Start of Document segment

Cancer occurs when normal cells undergo a transformation whereby they grow and multiply uncontrollably. Lymphoma is a malignant transformation of either lymphocytes B or T cells or their subtypes. As the abnormal cells multiply, they may collect in 1 or more lymph nodes or in other lymph tissues such as the spleen. As the cells continue to multiply, they form a mass often referred to as a tumor. Tumors often overwhelm surrounding tissues by invading their space, thereby depriving them of the necessary oxygen and nutrients needed to survive and function normally.

Because of their uncontrolled growth, lymphomas can encroach on and/or invade neighboring tissues or distant organs. In lymphoma, abnormal lymphocytes travel from one lymph node to the next, and sometimes to remote organs, via the lymphatic system. While lymphomas are often confined to lymph nodes and other lymphatic tissue, they can spread to other types of tissue almost anywhere in the body. Lymphoma development outside of lymphatic tissue is called extranodal disease.

End of Document segment
Start of Provided material

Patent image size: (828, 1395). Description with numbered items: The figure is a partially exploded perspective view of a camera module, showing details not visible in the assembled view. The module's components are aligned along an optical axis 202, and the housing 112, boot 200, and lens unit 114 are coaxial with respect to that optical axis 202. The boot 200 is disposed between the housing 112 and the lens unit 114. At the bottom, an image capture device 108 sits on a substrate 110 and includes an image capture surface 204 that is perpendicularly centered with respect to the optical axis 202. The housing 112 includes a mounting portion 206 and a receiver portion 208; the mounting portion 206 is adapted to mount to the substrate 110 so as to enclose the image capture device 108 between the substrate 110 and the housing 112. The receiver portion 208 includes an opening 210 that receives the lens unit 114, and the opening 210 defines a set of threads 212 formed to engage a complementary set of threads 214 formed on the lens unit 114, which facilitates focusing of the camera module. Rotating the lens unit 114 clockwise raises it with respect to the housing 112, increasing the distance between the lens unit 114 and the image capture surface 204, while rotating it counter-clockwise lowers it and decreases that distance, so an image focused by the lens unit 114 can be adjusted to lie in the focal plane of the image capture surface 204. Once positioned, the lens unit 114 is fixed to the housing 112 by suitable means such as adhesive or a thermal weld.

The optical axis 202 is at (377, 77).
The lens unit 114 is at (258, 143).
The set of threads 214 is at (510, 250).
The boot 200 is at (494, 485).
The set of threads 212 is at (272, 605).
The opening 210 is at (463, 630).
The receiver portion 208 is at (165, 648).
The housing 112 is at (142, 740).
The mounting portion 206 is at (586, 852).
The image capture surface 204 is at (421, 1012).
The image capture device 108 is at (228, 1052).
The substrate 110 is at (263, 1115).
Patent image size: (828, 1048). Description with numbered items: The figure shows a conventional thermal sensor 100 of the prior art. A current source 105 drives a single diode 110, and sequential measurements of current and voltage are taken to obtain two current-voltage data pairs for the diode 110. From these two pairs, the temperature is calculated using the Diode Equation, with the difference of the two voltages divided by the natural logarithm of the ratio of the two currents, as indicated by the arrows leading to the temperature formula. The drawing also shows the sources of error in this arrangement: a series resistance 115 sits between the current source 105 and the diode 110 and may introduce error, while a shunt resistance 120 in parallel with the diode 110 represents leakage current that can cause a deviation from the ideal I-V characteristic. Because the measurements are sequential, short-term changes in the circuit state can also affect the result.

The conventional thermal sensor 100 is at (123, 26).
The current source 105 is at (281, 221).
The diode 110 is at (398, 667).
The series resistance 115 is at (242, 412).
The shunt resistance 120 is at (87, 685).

End of Provided material

● **Problems and tasks**:
A - Answer these questions using the lymphoma text:
(i) Where may the abnormal cells collect as they multiply?
(ii) By what route do abnormal lymphocytes travel from one lymph node to the next?
(iii) What is lymphoma development outside of lymphatic tissue called?
B - Rewrite the paragraph of the lymphoma text that begins "Cancer occurs when normal cells" as a bulleted list, keeping its main facts.
C - Continue the lymphoma text, starting after its last sentence.

● **Answers to the problems**:
A -
(i) In one or more lymph nodes or in other lymph tissues such as the spleen.
(ii) Via the lymphatic system.
(iii) Extranodal disease.

B -
- Cancer occurs when normal cells transform and grow and multiply uncontrollably.
- Lymphoma is a malignant transformation of B or T lymphocytes or their subtypes.
- The abnormal cells may collect in one or more lymph nodes or in other lymph tissues such as the spleen.
- As they keep multiplying, they form a mass often called a tumor.
- Tumors invade the space of surrounding tissues, depriving them of the oxygen and nutrients needed to survive and function normally.

C -
Lymphomas fall into 1 of 2 major categories. Hodgkin lymphoma (HL, previously called Hodgkin’s disease) and all other lymphomas (non-Hodgkin lymphomas or NHLs). These 2 types occur in the same places, may be associated with the same symptoms, and often have similar gross physical characteristics. However, they are readily distinguishable via microscopic examination.

Hodgkin disease develops from a specific abnormal B lymphocyte lineage. NHL may derive from either abnormal B or T cells and are distinguished by unique genetic markers. There are 5 subtypes of Hodgkin disease and about 30 subtypes of non-Hodgkin lymphoma. Because there are so many different subtypes of lymphoma, the classification of lymphomas is complicated and includes both the microscopic appearance and well-defined genetic and molecular rearrangements.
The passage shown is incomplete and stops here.